### PROVIDED RECORDS
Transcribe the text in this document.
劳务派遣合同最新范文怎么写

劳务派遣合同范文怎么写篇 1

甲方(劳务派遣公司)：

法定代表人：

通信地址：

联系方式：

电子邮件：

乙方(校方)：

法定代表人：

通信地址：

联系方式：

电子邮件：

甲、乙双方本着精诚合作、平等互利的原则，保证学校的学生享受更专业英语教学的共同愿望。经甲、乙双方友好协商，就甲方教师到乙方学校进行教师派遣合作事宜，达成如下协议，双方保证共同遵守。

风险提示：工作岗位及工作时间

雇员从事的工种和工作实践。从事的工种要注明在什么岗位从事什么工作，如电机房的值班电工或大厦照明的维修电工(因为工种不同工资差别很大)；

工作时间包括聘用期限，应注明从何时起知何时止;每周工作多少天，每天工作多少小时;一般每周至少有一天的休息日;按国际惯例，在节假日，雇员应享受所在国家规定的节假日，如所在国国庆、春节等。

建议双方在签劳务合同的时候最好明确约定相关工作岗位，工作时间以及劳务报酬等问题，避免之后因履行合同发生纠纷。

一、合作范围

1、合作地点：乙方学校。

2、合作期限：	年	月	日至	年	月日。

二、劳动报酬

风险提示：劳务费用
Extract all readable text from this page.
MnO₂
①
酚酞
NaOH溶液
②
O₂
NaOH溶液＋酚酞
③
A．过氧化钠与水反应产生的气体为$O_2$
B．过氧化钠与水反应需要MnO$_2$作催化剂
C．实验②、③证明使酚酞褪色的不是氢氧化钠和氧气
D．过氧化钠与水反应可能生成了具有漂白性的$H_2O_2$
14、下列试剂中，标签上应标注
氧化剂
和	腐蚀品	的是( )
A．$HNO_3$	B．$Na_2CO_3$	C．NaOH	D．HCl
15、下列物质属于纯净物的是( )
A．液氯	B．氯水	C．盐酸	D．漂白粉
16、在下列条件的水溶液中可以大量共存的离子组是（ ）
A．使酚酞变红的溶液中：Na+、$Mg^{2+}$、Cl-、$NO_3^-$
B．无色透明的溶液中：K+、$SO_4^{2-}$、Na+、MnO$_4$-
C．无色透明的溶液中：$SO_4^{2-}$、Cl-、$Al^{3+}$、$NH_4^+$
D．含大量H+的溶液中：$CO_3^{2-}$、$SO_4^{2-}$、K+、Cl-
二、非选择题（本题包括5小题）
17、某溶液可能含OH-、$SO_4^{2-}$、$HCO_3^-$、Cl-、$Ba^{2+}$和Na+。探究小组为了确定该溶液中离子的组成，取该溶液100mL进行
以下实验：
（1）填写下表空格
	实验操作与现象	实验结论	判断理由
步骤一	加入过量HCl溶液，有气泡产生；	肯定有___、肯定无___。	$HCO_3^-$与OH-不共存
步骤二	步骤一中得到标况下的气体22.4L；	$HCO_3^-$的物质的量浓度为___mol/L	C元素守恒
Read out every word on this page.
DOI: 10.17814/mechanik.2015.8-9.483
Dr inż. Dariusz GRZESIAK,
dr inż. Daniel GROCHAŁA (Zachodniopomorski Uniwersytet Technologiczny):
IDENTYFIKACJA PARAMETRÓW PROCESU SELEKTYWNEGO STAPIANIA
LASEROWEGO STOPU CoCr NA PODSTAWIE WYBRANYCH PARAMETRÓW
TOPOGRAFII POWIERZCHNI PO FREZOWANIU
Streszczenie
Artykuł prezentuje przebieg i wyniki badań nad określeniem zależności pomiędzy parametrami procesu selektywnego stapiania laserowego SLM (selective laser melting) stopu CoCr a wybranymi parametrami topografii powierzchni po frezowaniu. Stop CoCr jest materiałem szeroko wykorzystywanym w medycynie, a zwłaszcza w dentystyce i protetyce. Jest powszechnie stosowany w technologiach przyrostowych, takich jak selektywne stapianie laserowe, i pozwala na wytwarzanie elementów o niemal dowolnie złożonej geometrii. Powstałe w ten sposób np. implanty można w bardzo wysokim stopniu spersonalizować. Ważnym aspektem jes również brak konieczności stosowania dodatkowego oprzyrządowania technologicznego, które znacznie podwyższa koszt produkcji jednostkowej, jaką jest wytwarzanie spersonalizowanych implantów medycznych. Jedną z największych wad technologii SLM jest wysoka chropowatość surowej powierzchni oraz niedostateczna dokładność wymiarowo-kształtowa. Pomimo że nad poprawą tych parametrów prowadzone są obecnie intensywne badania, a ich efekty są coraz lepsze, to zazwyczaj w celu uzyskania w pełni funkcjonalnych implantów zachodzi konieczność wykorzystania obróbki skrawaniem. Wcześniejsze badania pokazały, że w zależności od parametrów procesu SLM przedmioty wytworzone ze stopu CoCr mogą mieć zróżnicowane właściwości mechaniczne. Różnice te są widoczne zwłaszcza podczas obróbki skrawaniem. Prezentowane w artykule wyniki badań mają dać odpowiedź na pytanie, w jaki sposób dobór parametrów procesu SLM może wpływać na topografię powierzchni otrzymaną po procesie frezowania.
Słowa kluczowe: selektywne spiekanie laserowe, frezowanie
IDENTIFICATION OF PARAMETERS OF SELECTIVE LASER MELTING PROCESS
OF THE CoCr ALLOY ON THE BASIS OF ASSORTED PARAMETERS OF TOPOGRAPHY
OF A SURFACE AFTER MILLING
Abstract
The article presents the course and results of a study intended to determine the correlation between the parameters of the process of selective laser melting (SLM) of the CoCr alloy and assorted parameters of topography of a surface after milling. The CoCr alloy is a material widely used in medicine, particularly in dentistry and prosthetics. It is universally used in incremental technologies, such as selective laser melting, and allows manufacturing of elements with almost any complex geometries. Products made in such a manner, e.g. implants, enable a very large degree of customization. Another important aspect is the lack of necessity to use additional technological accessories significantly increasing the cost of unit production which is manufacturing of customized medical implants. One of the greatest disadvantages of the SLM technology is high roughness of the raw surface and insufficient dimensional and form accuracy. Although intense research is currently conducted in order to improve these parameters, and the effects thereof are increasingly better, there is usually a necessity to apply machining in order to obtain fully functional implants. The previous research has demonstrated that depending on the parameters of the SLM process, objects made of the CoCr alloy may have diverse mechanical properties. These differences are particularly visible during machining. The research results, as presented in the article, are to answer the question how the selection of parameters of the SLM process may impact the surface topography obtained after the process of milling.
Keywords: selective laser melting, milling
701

### GOAL OF THE EXERCISE
Write an exact transcription of every entry above.

### REPLY
Transcribe the text in this document.
劳务派遣合同最新范文怎么写

劳务派遣合同范文怎么写篇 1

甲方(劳务派遣公司)：

法定代表人：

通信地址：

联系方式：

电子邮件：

乙方(校方)：

法定代表人：

通信地址：

联系方式：

电子邮件：

甲、乙双方本着精诚合作、平等互利的原则，保证学校的学生享受更专业英语教学的共同愿望。经甲、乙双方友好协商，就甲方教师到乙方学校进行教师派遣合作事宜，达成如下协议，双方保证共同遵守。

风险提示：工作岗位及工作时间

雇员从事的工种和工作实践。从事的工种要注明在什么岗位从事什么工作，如电机房的值班电工或大厦照明的维修电工(因为工种不同工资差别很大)；

工作时间包括聘用期限，应注明从何时起知何时止;每周工作多少天，每天工作多少小时;一般每周至少有一天的休息日;按国际惯例，在节假日，雇员应享受所在国家规定的节假日，如所在国国庆、春节等。

建议双方在签劳务合同的时候最好明确约定相关工作岗位，工作时间以及劳务报酬等问题，避免之后因履行合同发生纠纷。

一、合作范围

1、合作地点：乙方学校。

2、合作期限：	年	月	日至	年	月日。

二、劳动报酬

风险提示：劳务费用
Extract all readable text from this page.
MnO₂
①
酚酞
NaOH溶液
②
O₂
NaOH溶液＋酚酞
③
A．过氧化钠与水反应产生的气体为$O_2$
B．过氧化钠与水反应需要MnO$_2$作催化剂
C．实验②、③证明使酚酞褪色的不是氢氧化钠和氧气
D．过氧化钠与水反应可能生成了具有漂白性的$H_2O_2$
14、下列试剂中，标签上应标注
氧化剂
和	腐蚀品	的是( )
A．$HNO_3$	B．$Na_2CO_3$	C．NaOH	D．HCl
15、下列物质属于纯净物的是( )
A．液氯	B．氯水	C．盐酸	D．漂白粉
16、在下列条件的水溶液中可以大量共存的离子组是（ ）
A．使酚酞变红的溶液中：Na+、$Mg^{2+}$、Cl-、$NO_3^-$
B．无色透明的溶液中：K+、$SO_4^{2-}$、Na+、MnO$_4$-
C．无色透明的溶液中：$SO_4^{2-}$、Cl-、$Al^{3+}$、$NH_4^+$
D．含大量H+的溶液中：$CO_3^{2-}$、$SO_4^{2-}$、K+、Cl-
二、非选择题（本题包括5小题）
17、某溶液可能含OH-、$SO_4^{2-}$、$HCO_3^-$、Cl-、$Ba^{2+}$和Na+。探究小组为了确定该溶液中离子的组成，取该溶液100mL进行
以下实验：
（1）填写下表空格
	实验操作与现象	实验结论	判断理由
步骤一	加入过量HCl溶液，有气泡产生；	肯定有___、肯定无___。	$HCO_3^-$与OH-不共存
步骤二	步骤一中得到标况下的气体22.4L；	$HCO_3^-$的物质的量浓度为___mol/L	C元素守恒
Read out every word on this page.
DOI: 10.17814/mechanik.2015.8-9.483
Dr inż. Dariusz GRZESIAK,
dr inż. Daniel GROCHAŁA (Zachodniopomorski Uniwersytet Technologiczny):
IDENTYFIKACJA PARAMETRÓW PROCESU SELEKTYWNEGO STAPIANIA
LASEROWEGO STOPU CoCr NA PODSTAWIE WYBRANYCH PARAMETRÓW
TOPOGRAFII POWIERZCHNI PO FREZOWANIU
Streszczenie
Artykuł prezentuje przebieg i wyniki badań nad określeniem zależności pomiędzy parametrami procesu selektywnego stapiania laserowego SLM (selective laser melting) stopu CoCr a wybranymi parametrami topografii powierzchni po frezowaniu. Stop CoCr jest materiałem szeroko wykorzystywanym w medycynie, a zwłaszcza w dentystyce i protetyce. Jest powszechnie stosowany w technologiach przyrostowych, takich jak selektywne stapianie laserowe, i pozwala na wytwarzanie elementów o niemal dowolnie złożonej geometrii. Powstałe w ten sposób np. implanty można w bardzo wysokim stopniu spersonalizować. Ważnym aspektem jes również brak konieczności stosowania dodatkowego oprzyrządowania technologicznego, które znacznie podwyższa koszt produkcji jednostkowej, jaką jest wytwarzanie spersonalizowanych implantów medycznych. Jedną z największych wad technologii SLM jest wysoka chropowatość surowej powierzchni oraz niedostateczna dokładność wymiarowo-kształtowa. Pomimo że nad poprawą tych parametrów prowadzone są obecnie intensywne badania, a ich efekty są coraz lepsze, to zazwyczaj w celu uzyskania w pełni funkcjonalnych implantów zachodzi konieczność wykorzystania obróbki skrawaniem. Wcześniejsze badania pokazały, że w zależności od parametrów procesu SLM przedmioty wytworzone ze stopu CoCr mogą mieć zróżnicowane właściwości mechaniczne. Różnice te są widoczne zwłaszcza podczas obróbki skrawaniem. Prezentowane w artykule wyniki badań mają dać odpowiedź na pytanie, w jaki sposób dobór parametrów procesu SLM może wpływać na topografię powierzchni otrzymaną po procesie frezowania.
Słowa kluczowe: selektywne spiekanie laserowe, frezowanie
IDENTIFICATION OF PARAMETERS OF SELECTIVE LASER MELTING PROCESS
OF THE CoCr ALLOY ON THE BASIS OF ASSORTED PARAMETERS OF TOPOGRAPHY
OF A SURFACE AFTER MILLING
Abstract
The article presents the course and results of a study intended to determine the correlation between the parameters of the process of selective laser melting (SLM) of the CoCr alloy and assorted parameters of topography of a surface after milling. The CoCr alloy is a material widely used in medicine, particularly in dentistry and prosthetics. It is universally used in incremental technologies, such as selective laser melting, and allows manufacturing of elements with almost any complex geometries. Products made in such a manner, e.g. implants, enable a very large degree of customization. Another important aspect is the lack of necessity to use additional technological accessories significantly increasing the cost of unit production which is manufacturing of customized medical implants. One of the greatest disadvantages of the SLM technology is high roughness of the raw surface and insufficient dimensional and form accuracy. Although intense research is currently conducted in order to improve these parameters, and the effects thereof are increasingly better, there is usually a necessity to apply machining in order to obtain fully functional implants. The previous research has demonstrated that depending on the parameters of the SLM process, objects made of the CoCr alloy may have diverse mechanical properties. These differences are particularly visible during machining. The research results, as presented in the article, are to answer the question how the selection of parameters of the SLM process may impact the surface topography obtained after the process of milling.
Keywords: selective laser melting, milling
701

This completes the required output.